◆ Goal
Which lines in the records below contain the word "variables"? Copy each of them.

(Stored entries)
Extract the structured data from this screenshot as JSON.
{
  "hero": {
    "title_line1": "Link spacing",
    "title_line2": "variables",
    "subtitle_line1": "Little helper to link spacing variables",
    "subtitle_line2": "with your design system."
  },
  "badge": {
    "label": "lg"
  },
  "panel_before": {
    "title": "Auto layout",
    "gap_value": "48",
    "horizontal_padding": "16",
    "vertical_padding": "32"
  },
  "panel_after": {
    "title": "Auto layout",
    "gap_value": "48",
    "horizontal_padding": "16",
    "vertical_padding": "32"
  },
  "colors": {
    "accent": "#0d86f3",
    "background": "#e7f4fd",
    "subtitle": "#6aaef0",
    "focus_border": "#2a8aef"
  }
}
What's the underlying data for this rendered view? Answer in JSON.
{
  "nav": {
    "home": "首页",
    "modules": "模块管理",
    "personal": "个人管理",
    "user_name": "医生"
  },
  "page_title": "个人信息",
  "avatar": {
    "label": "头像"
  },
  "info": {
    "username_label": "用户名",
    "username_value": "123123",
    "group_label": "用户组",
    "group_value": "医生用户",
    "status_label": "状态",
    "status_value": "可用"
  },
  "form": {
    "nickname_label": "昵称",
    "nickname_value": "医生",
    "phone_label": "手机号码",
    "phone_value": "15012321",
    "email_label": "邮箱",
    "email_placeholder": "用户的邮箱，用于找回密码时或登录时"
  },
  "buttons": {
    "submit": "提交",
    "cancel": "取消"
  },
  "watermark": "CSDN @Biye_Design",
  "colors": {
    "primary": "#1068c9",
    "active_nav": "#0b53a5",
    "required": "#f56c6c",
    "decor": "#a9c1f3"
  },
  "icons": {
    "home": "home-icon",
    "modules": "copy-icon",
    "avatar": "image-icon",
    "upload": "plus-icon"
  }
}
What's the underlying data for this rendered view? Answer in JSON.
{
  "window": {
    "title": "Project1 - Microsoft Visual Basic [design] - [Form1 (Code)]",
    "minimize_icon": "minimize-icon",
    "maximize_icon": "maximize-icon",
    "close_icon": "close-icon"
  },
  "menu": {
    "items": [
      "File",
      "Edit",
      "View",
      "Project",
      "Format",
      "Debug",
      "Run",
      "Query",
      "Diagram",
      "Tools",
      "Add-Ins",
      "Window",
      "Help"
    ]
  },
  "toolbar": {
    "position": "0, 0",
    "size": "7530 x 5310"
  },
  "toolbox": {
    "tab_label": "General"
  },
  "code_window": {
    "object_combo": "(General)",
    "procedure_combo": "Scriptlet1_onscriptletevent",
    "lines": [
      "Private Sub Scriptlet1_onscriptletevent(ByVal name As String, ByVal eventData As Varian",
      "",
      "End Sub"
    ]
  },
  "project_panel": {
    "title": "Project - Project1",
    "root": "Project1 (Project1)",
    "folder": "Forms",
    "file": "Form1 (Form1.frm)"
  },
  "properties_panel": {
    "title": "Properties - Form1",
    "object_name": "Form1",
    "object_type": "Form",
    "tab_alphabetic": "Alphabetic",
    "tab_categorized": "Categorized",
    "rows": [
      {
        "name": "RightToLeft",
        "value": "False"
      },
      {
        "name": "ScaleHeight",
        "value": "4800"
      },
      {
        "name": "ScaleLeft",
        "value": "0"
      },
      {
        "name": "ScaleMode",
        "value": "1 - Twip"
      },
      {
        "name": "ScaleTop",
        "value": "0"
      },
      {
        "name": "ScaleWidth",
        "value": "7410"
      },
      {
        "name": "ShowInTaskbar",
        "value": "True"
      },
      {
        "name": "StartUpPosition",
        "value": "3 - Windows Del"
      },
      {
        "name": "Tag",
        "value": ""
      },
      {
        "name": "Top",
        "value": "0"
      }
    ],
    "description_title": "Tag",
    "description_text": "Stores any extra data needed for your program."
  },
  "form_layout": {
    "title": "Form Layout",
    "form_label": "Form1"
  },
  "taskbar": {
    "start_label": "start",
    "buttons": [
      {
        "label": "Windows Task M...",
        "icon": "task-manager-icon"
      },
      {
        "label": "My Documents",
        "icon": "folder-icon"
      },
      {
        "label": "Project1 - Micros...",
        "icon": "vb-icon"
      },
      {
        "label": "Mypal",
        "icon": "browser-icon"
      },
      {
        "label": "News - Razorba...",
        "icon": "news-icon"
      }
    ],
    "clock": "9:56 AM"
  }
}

◆ Answer to this task
    "title_line2": "variables",
    "subtitle_line1": "Little helper to link spacing variables",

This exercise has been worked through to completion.